==== Data records ====

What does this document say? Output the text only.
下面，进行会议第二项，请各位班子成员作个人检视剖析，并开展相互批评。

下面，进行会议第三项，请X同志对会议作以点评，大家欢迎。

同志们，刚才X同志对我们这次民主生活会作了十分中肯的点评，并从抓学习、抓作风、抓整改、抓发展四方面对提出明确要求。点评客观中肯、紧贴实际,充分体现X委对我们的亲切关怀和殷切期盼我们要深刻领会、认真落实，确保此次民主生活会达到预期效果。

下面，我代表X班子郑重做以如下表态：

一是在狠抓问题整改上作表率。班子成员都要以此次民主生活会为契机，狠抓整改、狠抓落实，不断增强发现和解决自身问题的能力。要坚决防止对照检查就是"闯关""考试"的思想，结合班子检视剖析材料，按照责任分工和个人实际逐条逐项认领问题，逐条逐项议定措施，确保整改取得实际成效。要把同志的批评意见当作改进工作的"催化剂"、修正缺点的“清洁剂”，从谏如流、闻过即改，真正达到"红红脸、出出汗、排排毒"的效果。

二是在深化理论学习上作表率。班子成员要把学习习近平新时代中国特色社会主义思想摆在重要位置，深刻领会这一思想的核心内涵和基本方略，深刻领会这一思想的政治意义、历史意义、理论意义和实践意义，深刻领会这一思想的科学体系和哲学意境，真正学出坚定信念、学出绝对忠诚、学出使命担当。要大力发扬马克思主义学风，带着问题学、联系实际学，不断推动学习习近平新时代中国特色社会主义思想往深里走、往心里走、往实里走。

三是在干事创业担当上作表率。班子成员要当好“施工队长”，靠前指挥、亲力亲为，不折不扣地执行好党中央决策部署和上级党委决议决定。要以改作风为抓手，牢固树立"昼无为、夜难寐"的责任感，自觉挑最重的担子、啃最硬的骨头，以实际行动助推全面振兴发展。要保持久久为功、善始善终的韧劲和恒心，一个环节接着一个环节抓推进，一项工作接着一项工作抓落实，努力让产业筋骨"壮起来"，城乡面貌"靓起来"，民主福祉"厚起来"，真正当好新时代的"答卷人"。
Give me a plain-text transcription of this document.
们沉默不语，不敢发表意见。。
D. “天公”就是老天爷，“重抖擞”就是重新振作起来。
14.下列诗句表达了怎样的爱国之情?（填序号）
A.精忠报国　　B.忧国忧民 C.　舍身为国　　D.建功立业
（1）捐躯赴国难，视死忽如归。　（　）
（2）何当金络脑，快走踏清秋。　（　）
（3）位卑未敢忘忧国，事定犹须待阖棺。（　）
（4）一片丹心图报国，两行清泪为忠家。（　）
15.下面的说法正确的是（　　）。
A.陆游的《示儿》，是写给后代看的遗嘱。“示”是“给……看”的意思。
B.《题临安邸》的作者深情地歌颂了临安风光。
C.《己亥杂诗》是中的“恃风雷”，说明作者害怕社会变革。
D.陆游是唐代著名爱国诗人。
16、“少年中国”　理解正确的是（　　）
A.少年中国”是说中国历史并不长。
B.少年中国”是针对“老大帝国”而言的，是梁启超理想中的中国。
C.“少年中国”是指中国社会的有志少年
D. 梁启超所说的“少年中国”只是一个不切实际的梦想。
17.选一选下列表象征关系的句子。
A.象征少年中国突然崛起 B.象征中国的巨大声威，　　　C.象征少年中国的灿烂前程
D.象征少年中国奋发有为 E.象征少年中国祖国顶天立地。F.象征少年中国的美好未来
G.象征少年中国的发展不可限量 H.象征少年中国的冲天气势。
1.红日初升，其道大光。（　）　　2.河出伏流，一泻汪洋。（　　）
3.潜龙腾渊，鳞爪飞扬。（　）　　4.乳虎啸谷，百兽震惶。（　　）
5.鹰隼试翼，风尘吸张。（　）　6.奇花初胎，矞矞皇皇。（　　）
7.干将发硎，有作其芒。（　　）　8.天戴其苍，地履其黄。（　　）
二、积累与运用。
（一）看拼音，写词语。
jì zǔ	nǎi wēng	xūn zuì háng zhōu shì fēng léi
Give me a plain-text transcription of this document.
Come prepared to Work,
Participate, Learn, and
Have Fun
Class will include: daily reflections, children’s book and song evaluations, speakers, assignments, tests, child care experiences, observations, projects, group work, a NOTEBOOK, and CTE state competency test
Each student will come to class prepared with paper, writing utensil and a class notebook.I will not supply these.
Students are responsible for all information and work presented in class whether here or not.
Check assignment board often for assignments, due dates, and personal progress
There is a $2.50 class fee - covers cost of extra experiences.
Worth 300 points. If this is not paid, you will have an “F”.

====

What needs to be done: Using the data above, output each line exactly.

Solved problem:
What does this document say? Output the text only.
下面，进行会议第二项，请各位班子成员作个人检视剖析，并开展相互批评。

下面，进行会议第三项，请X同志对会议作以点评，大家欢迎。

同志们，刚才X同志对我们这次民主生活会作了十分中肯的点评，并从抓学习、抓作风、抓整改、抓发展四方面对提出明确要求。点评客观中肯、紧贴实际,充分体现X委对我们的亲切关怀和殷切期盼我们要深刻领会、认真落实，确保此次民主生活会达到预期效果。

下面，我代表X班子郑重做以如下表态：

一是在狠抓问题整改上作表率。班子成员都要以此次民主生活会为契机，狠抓整改、狠抓落实，不断增强发现和解决自身问题的能力。要坚决防止对照检查就是"闯关""考试"的思想，结合班子检视剖析材料，按照责任分工和个人实际逐条逐项认领问题，逐条逐项议定措施，确保整改取得实际成效。要把同志的批评意见当作改进工作的"催化剂"、修正缺点的“清洁剂”，从谏如流、闻过即改，真正达到"红红脸、出出汗、排排毒"的效果。

二是在深化理论学习上作表率。班子成员要把学习习近平新时代中国特色社会主义思想摆在重要位置，深刻领会这一思想的核心内涵和基本方略，深刻领会这一思想的政治意义、历史意义、理论意义和实践意义，深刻领会这一思想的科学体系和哲学意境，真正学出坚定信念、学出绝对忠诚、学出使命担当。要大力发扬马克思主义学风，带着问题学、联系实际学，不断推动学习习近平新时代中国特色社会主义思想往深里走、往心里走、往实里走。

三是在干事创业担当上作表率。班子成员要当好“施工队长”，靠前指挥、亲力亲为，不折不扣地执行好党中央决策部署和上级党委决议决定。要以改作风为抓手，牢固树立"昼无为、夜难寐"的责任感，自觉挑最重的担子、啃最硬的骨头，以实际行动助推全面振兴发展。要保持久久为功、善始善终的韧劲和恒心，一个环节接着一个环节抓推进，一项工作接着一项工作抓落实，努力让产业筋骨"壮起来"，城乡面貌"靓起来"，民主福祉"厚起来"，真正当好新时代的"答卷人"。
Give me a plain-text transcription of this document.
们沉默不语，不敢发表意见。。
D. “天公”就是老天爷，“重抖擞”就是重新振作起来。
14.下列诗句表达了怎样的爱国之情?（填序号）
A.精忠报国　　B.忧国忧民 C.　舍身为国　　D.建功立业
（1）捐躯赴国难，视死忽如归。　（　）
（2）何当金络脑，快走踏清秋。　（　）
（3）位卑未敢忘忧国，事定犹须待阖棺。（　）
（4）一片丹心图报国，两行清泪为忠家。（　）
15.下面的说法正确的是（　　）。
A.陆游的《示儿》，是写给后代看的遗嘱。“示”是“给……看”的意思。
B.《题临安邸》的作者深情地歌颂了临安风光。
C.《己亥杂诗》是中的“恃风雷”，说明作者害怕社会变革。
D.陆游是唐代著名爱国诗人。
16、“少年中国”　理解正确的是（　　）
A.少年中国”是说中国历史并不长。
B.少年中国”是针对“老大帝国”而言的，是梁启超理想中的中国。
C.“少年中国”是指中国社会的有志少年
D. 梁启超所说的“少年中国”只是一个不切实际的梦想。
17.选一选下列表象征关系的句子。
A.象征少年中国突然崛起 B.象征中国的巨大声威，　　　C.象征少年中国的灿烂前程
D.象征少年中国奋发有为 E.象征少年中国祖国顶天立地。F.象征少年中国的美好未来
G.象征少年中国的发展不可限量 H.象征少年中国的冲天气势。
1.红日初升，其道大光。（　）　　2.河出伏流，一泻汪洋。（　　）
3.潜龙腾渊，鳞爪飞扬。（　）　　4.乳虎啸谷，百兽震惶。（　　）
5.鹰隼试翼，风尘吸张。（　）　6.奇花初胎，矞矞皇皇。（　　）
7.干将发硎，有作其芒。（　　）　8.天戴其苍，地履其黄。（　　）
二、积累与运用。
（一）看拼音，写词语。
jì zǔ	nǎi wēng	xūn zuì háng zhōu shì fēng léi
Give me a plain-text transcription of this document.
Come prepared to Work,
Participate, Learn, and
Have Fun
Class will include: daily reflections, children’s book and song evaluations, speakers, assignments, tests, child care experiences, observations, projects, group work, a NOTEBOOK, and CTE state competency test
Each student will come to class prepared with paper, writing utensil and a class notebook.I will not supply these.
Students are responsible for all information and work presented in class whether here or not.
Check assignment board often for assignments, due dates, and personal progress
There is a $2.50 class fee - covers cost of extra experiences.
Worth 300 points. If this is not paid, you will have an “F”.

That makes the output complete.